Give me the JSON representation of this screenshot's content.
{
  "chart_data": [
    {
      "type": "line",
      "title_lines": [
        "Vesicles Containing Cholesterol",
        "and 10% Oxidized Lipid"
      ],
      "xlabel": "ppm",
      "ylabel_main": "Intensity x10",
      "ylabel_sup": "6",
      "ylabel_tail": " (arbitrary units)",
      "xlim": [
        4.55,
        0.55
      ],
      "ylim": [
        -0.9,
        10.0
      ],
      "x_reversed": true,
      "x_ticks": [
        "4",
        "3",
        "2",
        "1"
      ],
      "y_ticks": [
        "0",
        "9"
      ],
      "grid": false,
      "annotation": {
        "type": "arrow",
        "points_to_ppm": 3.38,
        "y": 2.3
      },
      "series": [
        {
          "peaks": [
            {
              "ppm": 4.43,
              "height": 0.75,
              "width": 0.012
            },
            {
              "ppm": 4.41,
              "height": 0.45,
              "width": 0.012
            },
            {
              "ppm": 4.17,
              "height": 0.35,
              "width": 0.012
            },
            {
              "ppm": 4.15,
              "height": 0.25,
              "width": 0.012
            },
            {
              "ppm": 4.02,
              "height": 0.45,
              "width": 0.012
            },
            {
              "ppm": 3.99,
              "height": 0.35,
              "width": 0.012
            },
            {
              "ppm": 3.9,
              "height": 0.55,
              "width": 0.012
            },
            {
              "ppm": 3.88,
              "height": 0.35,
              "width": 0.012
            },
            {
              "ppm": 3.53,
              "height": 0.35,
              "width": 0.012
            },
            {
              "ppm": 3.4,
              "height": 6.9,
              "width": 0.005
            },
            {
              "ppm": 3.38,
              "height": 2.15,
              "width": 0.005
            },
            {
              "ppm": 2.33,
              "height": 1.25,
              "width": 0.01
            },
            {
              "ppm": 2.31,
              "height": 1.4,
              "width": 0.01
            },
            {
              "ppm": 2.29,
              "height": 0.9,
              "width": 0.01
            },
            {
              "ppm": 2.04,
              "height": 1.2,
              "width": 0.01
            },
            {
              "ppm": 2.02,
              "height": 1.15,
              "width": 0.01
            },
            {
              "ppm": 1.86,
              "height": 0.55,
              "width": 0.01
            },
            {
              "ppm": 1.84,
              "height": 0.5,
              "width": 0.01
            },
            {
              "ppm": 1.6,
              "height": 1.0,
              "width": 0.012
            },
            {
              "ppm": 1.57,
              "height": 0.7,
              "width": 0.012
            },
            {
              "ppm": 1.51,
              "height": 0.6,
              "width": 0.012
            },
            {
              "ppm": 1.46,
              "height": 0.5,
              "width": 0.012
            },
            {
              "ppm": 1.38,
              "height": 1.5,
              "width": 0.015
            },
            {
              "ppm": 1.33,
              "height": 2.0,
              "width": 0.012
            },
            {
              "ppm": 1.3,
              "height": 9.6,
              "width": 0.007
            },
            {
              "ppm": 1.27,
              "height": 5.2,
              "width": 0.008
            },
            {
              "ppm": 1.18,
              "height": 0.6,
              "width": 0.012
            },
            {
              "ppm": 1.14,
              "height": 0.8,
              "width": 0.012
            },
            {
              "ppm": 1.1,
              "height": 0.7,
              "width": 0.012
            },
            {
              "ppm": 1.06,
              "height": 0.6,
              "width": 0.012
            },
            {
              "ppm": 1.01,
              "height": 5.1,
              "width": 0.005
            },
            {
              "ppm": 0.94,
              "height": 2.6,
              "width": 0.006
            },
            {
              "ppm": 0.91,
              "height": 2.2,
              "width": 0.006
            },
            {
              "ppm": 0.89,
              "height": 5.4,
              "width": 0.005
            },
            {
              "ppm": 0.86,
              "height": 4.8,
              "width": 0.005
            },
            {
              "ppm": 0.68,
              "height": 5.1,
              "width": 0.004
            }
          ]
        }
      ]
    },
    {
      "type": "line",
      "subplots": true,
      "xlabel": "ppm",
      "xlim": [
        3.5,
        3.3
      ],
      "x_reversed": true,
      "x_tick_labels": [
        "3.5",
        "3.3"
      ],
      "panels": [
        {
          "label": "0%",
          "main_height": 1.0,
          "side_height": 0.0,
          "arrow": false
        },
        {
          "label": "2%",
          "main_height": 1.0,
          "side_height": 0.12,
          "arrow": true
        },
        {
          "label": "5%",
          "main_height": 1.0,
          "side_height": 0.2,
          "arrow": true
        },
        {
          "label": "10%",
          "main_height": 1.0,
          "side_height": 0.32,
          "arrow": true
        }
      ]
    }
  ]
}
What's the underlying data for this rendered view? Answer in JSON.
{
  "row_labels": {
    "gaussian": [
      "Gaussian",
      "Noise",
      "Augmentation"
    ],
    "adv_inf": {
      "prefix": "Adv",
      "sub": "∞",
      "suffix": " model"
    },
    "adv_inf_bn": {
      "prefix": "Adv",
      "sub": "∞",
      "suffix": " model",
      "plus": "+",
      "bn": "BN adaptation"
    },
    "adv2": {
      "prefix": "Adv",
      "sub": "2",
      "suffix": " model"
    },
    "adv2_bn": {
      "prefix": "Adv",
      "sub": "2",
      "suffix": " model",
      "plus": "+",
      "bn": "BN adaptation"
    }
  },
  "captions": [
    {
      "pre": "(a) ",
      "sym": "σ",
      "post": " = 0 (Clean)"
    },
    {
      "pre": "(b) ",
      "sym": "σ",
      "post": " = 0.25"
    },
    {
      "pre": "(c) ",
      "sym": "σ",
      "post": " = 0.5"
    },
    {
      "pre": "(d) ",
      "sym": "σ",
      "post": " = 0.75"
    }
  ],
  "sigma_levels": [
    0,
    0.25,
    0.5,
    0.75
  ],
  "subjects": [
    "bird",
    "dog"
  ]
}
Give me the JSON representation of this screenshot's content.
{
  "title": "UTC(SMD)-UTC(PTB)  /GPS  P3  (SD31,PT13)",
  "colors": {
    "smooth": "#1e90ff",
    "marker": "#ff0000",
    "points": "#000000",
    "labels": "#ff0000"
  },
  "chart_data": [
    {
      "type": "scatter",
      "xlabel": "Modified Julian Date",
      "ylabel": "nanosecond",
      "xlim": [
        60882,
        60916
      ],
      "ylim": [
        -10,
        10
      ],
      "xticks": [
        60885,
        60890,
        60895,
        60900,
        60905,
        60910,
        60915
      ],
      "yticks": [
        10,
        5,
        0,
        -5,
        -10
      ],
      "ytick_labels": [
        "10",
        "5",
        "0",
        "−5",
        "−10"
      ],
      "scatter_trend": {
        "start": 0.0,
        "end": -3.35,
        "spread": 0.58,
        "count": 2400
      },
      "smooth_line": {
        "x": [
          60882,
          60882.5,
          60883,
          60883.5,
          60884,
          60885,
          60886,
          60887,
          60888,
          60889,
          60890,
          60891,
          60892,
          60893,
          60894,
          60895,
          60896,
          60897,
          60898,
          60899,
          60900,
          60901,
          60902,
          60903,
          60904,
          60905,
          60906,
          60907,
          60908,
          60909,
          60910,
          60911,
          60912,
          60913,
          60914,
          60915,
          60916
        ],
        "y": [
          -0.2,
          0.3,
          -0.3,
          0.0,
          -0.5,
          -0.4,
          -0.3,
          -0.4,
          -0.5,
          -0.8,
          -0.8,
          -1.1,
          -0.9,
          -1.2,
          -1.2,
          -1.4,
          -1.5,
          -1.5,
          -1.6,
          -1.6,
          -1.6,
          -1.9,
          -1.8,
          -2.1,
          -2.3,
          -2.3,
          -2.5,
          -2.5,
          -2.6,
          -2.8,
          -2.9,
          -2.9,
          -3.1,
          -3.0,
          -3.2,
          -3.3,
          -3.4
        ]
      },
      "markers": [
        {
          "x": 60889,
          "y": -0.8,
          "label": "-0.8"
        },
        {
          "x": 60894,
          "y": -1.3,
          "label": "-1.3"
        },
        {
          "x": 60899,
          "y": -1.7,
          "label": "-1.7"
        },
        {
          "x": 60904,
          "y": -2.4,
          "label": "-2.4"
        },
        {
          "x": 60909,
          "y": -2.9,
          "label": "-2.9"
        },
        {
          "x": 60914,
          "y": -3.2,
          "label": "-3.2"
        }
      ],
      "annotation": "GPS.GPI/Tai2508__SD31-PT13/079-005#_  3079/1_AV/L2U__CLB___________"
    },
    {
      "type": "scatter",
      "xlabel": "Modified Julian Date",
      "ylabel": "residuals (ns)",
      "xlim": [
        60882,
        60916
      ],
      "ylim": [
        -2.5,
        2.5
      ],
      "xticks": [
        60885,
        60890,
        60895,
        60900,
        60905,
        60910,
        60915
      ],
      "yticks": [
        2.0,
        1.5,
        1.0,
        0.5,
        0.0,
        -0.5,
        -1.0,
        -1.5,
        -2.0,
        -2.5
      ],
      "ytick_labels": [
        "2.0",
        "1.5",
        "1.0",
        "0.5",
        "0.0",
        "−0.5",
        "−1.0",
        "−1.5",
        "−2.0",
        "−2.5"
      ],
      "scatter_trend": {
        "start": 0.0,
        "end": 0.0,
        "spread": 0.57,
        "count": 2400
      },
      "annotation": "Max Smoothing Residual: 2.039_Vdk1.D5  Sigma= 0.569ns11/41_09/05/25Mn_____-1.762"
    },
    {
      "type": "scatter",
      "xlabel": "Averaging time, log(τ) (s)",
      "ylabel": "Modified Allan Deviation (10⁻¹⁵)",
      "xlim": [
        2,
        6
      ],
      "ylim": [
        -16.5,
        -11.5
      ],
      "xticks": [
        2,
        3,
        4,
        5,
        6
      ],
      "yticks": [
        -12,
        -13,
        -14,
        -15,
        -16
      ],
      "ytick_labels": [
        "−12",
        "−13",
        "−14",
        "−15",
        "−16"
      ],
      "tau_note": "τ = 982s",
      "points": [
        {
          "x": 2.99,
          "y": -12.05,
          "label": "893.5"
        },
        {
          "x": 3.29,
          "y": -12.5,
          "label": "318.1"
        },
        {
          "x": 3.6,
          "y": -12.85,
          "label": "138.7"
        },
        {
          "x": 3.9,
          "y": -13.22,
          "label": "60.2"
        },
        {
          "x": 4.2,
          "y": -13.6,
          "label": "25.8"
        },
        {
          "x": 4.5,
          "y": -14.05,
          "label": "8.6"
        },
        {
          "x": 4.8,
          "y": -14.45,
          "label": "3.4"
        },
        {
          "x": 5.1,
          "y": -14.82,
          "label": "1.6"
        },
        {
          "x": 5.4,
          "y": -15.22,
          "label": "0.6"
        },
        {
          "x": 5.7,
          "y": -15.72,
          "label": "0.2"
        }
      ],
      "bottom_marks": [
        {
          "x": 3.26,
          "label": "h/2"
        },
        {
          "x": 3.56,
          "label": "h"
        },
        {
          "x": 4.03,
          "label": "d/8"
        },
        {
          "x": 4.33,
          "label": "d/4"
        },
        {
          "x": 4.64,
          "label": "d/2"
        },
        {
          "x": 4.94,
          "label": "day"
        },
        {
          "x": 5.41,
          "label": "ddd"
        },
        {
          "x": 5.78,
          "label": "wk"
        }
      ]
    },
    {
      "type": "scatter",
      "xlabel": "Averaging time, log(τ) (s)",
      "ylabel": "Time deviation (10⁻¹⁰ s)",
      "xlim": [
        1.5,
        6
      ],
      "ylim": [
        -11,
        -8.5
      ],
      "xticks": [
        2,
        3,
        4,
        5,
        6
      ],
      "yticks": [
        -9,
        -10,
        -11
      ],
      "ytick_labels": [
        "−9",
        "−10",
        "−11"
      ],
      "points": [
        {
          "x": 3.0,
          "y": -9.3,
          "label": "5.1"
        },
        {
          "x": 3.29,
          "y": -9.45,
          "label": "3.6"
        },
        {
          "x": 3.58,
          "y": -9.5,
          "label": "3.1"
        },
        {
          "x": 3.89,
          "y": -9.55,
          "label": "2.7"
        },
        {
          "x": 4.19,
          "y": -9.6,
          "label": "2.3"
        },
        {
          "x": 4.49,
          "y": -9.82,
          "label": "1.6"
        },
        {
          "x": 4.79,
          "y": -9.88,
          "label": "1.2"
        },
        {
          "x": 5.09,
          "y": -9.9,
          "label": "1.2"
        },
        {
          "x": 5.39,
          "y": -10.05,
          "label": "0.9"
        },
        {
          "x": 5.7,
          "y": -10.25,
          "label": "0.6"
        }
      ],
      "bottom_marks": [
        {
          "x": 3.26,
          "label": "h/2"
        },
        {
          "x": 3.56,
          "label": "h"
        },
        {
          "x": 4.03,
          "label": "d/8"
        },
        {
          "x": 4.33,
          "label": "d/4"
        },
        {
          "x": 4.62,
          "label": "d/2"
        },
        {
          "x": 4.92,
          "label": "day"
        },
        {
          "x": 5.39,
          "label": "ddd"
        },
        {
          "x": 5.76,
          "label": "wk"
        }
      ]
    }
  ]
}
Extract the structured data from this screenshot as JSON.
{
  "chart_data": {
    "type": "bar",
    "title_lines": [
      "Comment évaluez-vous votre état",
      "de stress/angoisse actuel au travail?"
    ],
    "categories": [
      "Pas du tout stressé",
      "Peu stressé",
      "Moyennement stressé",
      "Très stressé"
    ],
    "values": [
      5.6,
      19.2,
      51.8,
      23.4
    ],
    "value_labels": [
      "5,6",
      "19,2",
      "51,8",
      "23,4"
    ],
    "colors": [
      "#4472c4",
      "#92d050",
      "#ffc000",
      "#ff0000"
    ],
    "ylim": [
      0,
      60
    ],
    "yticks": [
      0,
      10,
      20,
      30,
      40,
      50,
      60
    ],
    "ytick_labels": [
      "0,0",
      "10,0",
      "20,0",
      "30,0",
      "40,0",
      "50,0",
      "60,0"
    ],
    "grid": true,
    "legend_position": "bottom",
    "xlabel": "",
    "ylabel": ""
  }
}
= = = = = = =
» **What the task requires**
Starting at the line that contains "Extract the structured", repeat each line exactly through the last one in the listing. Include both of those lines and nothing more.

» **Exercise result**
Extract the structured data from this screenshot as JSON.
{
  "chart_data": {
    "type": "bar",
    "title_lines": [
      "Comment évaluez-vous votre état",
      "de stress/angoisse actuel au travail?"
    ],
    "categories": [
      "Pas du tout stressé",
      "Peu stressé",
      "Moyennement stressé",
      "Très stressé"
    ],
    "values": [
      5.6,
      19.2,
      51.8,
      23.4
    ],
    "value_labels": [
      "5,6",
      "19,2",
      "51,8",
      "23,4"
    ],
    "colors": [
      "#4472c4",
      "#92d050",
      "#ffc000",
      "#ff0000"
    ],
    "ylim": [
      0,
      60
    ],
    "yticks": [
      0,
      10,
      20,
      30,
      40,
      50,
      60
    ],
    "ytick_labels": [
      "0,0",
      "10,0",
      "20,0",
      "30,0",
      "40,0",
      "50,0",
      "60,0"
    ],
    "grid": true,
    "legend_position": "bottom",
    "xlabel": "",
    "ylabel": ""
  }
}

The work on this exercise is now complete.